* Set task:
Pull out every line below holding the word "成等比数列".

* Records for the task:

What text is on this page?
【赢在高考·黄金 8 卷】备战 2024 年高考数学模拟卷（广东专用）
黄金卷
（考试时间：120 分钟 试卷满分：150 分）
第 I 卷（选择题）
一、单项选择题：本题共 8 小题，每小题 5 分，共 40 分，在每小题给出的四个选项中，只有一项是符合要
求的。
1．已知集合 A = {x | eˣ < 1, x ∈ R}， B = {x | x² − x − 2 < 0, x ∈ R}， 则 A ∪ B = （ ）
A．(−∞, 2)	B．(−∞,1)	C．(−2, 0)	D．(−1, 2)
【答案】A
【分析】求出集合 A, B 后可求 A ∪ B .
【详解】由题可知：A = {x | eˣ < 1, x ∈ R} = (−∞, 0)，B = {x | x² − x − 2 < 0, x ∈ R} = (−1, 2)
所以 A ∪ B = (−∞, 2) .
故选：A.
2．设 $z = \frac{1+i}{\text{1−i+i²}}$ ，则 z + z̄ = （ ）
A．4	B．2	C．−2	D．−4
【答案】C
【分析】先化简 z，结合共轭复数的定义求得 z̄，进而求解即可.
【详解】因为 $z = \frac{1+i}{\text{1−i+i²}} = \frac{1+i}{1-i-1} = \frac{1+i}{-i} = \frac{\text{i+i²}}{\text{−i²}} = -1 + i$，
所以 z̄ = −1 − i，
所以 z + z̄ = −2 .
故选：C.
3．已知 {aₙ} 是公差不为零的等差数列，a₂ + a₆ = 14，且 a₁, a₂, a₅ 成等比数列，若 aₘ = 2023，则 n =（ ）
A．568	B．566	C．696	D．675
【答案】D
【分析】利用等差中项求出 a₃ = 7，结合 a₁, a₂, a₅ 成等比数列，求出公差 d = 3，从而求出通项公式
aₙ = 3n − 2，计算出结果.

==

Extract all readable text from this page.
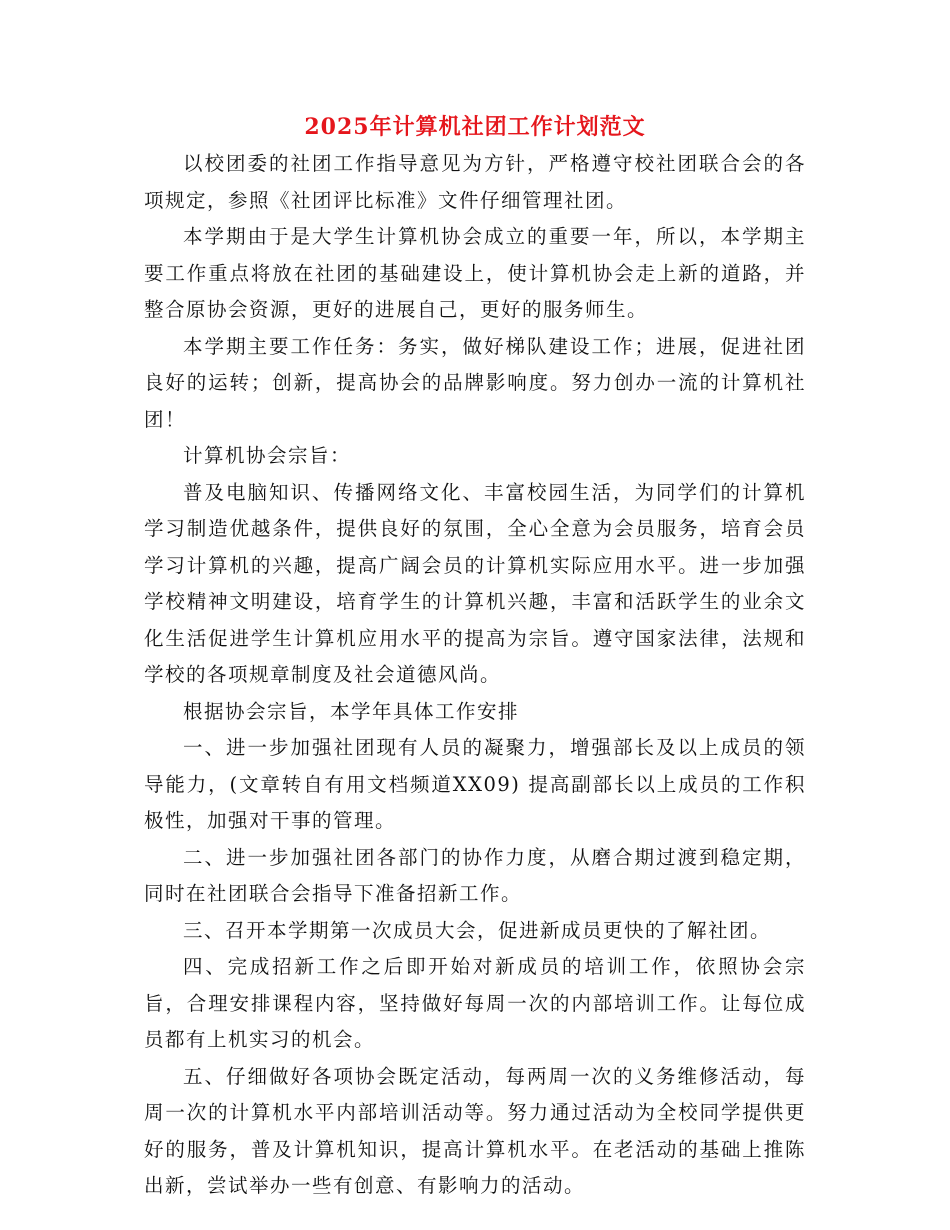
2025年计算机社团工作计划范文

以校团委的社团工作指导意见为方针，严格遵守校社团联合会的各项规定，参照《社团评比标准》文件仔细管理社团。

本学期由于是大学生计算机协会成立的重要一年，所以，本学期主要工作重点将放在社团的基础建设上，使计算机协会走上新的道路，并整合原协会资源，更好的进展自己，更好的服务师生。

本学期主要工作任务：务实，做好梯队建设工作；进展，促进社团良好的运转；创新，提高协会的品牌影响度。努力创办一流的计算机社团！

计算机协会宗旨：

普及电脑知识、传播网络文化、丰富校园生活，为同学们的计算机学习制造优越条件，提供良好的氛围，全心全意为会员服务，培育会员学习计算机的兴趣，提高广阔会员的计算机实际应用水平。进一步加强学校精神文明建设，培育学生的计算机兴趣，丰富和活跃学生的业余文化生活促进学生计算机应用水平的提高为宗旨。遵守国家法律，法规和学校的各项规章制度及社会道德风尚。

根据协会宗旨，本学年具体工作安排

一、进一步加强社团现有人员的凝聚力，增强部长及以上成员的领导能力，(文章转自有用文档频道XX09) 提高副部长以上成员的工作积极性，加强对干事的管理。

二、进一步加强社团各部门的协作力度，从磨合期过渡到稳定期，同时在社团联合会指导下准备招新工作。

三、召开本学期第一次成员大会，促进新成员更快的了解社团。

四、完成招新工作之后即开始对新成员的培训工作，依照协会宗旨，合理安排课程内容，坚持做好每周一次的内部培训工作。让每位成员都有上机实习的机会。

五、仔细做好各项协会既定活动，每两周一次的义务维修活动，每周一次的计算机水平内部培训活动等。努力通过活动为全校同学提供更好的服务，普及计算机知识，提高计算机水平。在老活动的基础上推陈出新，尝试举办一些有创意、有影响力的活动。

* Solved problem:
3．已知 {aₙ} 是公差不为零的等差数列，a₂ + a₆ = 14，且 a₁, a₂, a₅ 成等比数列，若 aₘ = 2023，则 n =（ ）
【分析】利用等差中项求出 a₃ = 7，结合 a₁, a₂, a₅ 成等比数列，求出公差 d = 3，从而求出通项公式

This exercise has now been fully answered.